Write the entries below out again exactly; any picture in them stays out.

═════ DATASET ROWS

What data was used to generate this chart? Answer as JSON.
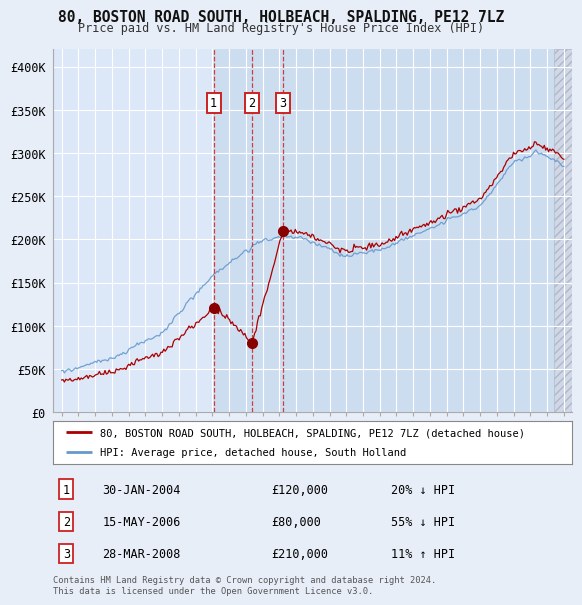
{
  "title": "80, BOSTON ROAD SOUTH, HOLBEACH, SPALDING, PE12 7LZ",
  "subtitle": "Price paid vs. HM Land Registry's House Price Index (HPI)",
  "xlim": [
    1994.5,
    2025.5
  ],
  "ylim": [
    0,
    420000
  ],
  "yticks": [
    0,
    50000,
    100000,
    150000,
    200000,
    250000,
    300000,
    350000,
    400000
  ],
  "ytick_labels": [
    "£0",
    "£50K",
    "£100K",
    "£150K",
    "£200K",
    "£250K",
    "£300K",
    "£350K",
    "£400K"
  ],
  "background_color": "#e8eef8",
  "plot_bg": "#dce8f8",
  "shaded_bg": "#cdddf0",
  "grid_color": "#c8d4e8",
  "sales": [
    {
      "num": 1,
      "date_str": "30-JAN-2004",
      "year": 2004.08,
      "price": 120000,
      "hpi_diff": "20% ↓ HPI"
    },
    {
      "num": 2,
      "date_str": "15-MAY-2006",
      "year": 2006.37,
      "price": 80000,
      "hpi_diff": "55% ↓ HPI"
    },
    {
      "num": 3,
      "date_str": "28-MAR-2008",
      "year": 2008.23,
      "price": 210000,
      "hpi_diff": "11% ↑ HPI"
    }
  ],
  "legend_line1": "80, BOSTON ROAD SOUTH, HOLBEACH, SPALDING, PE12 7LZ (detached house)",
  "legend_line2": "HPI: Average price, detached house, South Holland",
  "footer": "Contains HM Land Registry data © Crown copyright and database right 2024.\nThis data is licensed under the Open Government Licence v3.0.",
  "red_color": "#aa0000",
  "blue_color": "#6699cc",
  "vline_color": "#cc2222",
  "sale_marker_color": "#880000",
  "hatch_start": 2024.42,
  "hatch_end": 2025.5,
  "xtick_start": 1995,
  "xtick_end": 2025
}
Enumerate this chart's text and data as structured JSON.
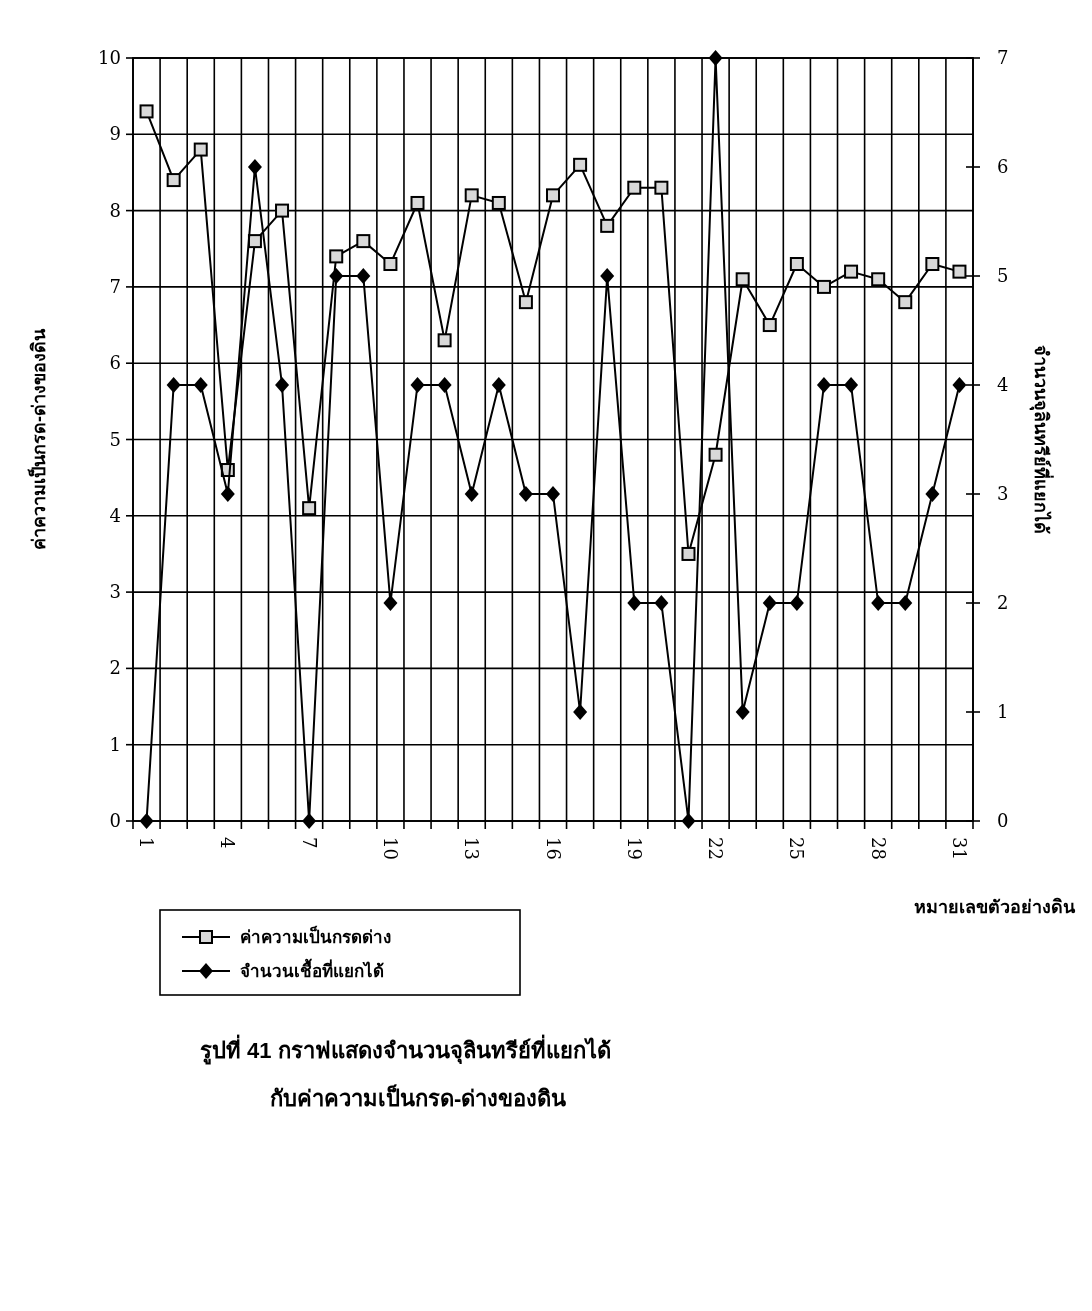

══════════

WRITTEN SOLUTION:
What data was used to generate this chart? Answer as JSON.
{
  "title": "80, BOSTON ROAD SOUTH, HOLBEACH, SPALDING, PE12 7LZ",
  "subtitle": "Price paid vs. HM Land Registry's House Price Index (HPI)",
  "xlim": [
    1994.5,
    2025.5
  ],
  "ylim": [
    0,
    420000
  ],
  "yticks": [
    0,
    50000,
    100000,
    150000,
    200000,
    250000,
    300000,
    350000,
    400000
  ],
  "ytick_labels": [
    "£0",
    "£50K",
    "£100K",
    "£150K",
    "£200K",
    "£250K",
    "£300K",
    "£350K",
    "£400K"
  ],
  "background_color": "#e8eef8",
  "plot_bg": "#dce8f8",
  "shaded_bg": "#cdddf0",
  "grid_color": "#c8d4e8",
  "sales": [
    {
      "num": 1,
      "date_str": "30-JAN-2004",
      "year": 2004.08,
      "price": 120000,
      "hpi_diff": "20% ↓ HPI"
    },
    {
      "num": 2,
      "date_str": "15-MAY-2006",
      "year": 2006.37,
      "price": 80000,
      "hpi_diff": "55% ↓ HPI"
    },
    {
      "num": 3,
      "date_str": "28-MAR-2008",
      "year": 2008.23,
      "price": 210000,
      "hpi_diff": "11% ↑ HPI"
    }
  ],
  "legend_line1": "80, BOSTON ROAD SOUTH, HOLBEACH, SPALDING, PE12 7LZ (detached house)",
  "legend_line2": "HPI: Average price, detached house, South Holland",
  "footer": "Contains HM Land Registry data © Crown copyright and database right 2024.\nThis data is licensed under the Open Government Licence v3.0.",
  "red_color": "#aa0000",
  "blue_color": "#6699cc",
  "vline_color": "#cc2222",
  "sale_marker_color": "#880000",
  "hatch_start": 2024.42,
  "hatch_end": 2025.5,
  "xtick_start": 1995,
  "xtick_end": 2025
}
Enumerate this chart's text and data as structured JSON.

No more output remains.